[To do] Below is an article on U.S. retail consolidation, followed by records; extend the article from its final sentence onward.

Americans fixate on Costco’s $60 annual membership, but the bigger picture is retail consolidation. The National Retail Federation’s 2025 Top 100 Retailers list shows 100 companies controlling $2.5+ trillion in U.S. sales. Walmart alone earns $568.70 billion. While debates rage over warehouse clubs, the top retailers are quietly reshaping how Americans spend. Here’s what’s going on.
The Investigation – What We Found

The National Retail Federation and Kantar Retail IQ ranked 100+ retailers by 2024 U.S. fiscal sales. Top 5 retailers control nearly $1.18 trillion—almost half the Top 100’s revenue. Walmart outsells Amazon by $295 billion domestically. Department stores collapse (-3% to -7%), discount chains surge (+10% to +14%). Retail consolidation, not memberships, drives the real shift.
The Top 5 At A Glance

- Walmart: $568.70B U.S. sales (+7% YoY)
- Amazon: $273.66B U.S. sales (+9% YoY)
- Costco: $183.05B U.S. sales (+4% YoY)
- Kroger: $150.79B U.S. sales (+2% YoY)
- Home Depot: $148.21B U.S. sales (+5% YoY)
Combined, these 5 retailers command $1.324 trillion. Walmart nearly doubles Amazon domestically. Costco’s membership model still lands #3. Kroger and Home Depot complete the tier, showing category dominance outweighs business model differences. Yet mid-tier chains reveal interesting gaps in revenue distribution.

[Supplied material]

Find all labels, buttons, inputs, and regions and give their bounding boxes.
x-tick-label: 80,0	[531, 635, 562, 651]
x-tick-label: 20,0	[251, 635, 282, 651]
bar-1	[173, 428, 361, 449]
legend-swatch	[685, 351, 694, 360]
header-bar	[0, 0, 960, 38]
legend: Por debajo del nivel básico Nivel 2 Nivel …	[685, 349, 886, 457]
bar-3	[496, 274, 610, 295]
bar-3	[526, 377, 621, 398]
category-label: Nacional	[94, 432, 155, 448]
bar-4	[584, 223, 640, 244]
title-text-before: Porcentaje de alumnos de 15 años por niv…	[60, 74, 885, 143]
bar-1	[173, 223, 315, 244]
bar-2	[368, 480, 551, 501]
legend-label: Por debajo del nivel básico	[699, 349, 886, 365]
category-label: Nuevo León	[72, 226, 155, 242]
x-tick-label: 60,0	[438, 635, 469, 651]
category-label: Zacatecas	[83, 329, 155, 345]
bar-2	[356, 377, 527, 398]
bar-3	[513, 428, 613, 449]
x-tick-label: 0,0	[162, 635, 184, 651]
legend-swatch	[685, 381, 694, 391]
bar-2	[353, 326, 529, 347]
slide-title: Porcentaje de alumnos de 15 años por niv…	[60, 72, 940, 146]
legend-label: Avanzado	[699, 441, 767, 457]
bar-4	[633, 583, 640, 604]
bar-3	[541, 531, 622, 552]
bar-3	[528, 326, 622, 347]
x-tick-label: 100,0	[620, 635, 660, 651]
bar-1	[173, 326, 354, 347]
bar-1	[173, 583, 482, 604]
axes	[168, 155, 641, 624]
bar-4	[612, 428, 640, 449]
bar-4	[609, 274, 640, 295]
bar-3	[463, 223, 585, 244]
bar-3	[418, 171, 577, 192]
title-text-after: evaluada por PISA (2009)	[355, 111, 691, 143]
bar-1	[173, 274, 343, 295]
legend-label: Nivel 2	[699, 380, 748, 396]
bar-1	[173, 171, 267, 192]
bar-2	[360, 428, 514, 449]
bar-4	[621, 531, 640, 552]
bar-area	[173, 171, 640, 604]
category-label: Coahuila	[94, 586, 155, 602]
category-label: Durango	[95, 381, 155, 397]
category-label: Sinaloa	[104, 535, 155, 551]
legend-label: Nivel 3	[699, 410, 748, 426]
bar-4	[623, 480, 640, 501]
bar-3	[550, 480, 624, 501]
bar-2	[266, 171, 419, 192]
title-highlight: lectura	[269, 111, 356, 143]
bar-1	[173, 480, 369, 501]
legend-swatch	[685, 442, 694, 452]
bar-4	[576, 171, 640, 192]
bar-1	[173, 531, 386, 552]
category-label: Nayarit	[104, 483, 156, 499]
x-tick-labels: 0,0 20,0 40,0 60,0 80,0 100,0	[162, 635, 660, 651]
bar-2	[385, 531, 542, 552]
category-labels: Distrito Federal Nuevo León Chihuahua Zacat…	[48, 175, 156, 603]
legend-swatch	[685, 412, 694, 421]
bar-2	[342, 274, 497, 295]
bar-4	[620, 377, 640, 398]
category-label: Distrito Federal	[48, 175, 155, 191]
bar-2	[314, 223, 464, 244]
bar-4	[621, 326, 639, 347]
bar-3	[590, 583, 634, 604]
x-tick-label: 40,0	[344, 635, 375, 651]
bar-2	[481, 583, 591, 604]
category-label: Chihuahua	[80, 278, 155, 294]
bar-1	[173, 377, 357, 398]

[Output]
Top 6-10 Major Players

- CVS Health: ~$115B U.S. sales
- Target: ~$112B U.S. sales
- Walgreens: ~$105B U.S. sales
- Lowe’s: ~$95B U.S. sales
- Albertsons: ~$80B U.S. sales
Pharmacy, general merchandise, and grocery chains dominate mid-tier. CVS and Walgreens face Amazon pressure. Target holds steady. Lowe’s thrives with DIY projects alongside Home Depot. Albertsons anchors regional markets with thousands of grocery locations. These players illustrate resilience despite the retail shift favoring discount and off-price chains.
The Top 11-15 Major Players

- Dollar General: ~$38B U.S. sales (+growth)
- Aldi: ~$32B U.S. sales (+14% YoY)
- Sprouts Farmers Market: ~$28B U.S. sales (+13% YoY)
- Grocery Outlet: ~$16B U.S. sales (+10% YoY)
- Best Buy: ~$28B U.S. sales (-5% YoY)
Discount grocers surge, signaling a shift toward value during economic uncertainty. Dollar General expands in rural America. Best Buy struggles as electronics sales decline. Aldi, Sprouts, and Grocery Outlet show off-price retail growth. Consumer preference increasingly favors affordability over traditional department store offerings.
The Top 16-20 Major Players

- TJX Companies: ~$50B U.S. sales (+growth)
- Ross Dress For Less: ~$25B U.S. sales (+growth)
- Burlington: ~$8B U.S. sales (+growth)
- Gap Inc.: ~$16B U.S. sales (mixed)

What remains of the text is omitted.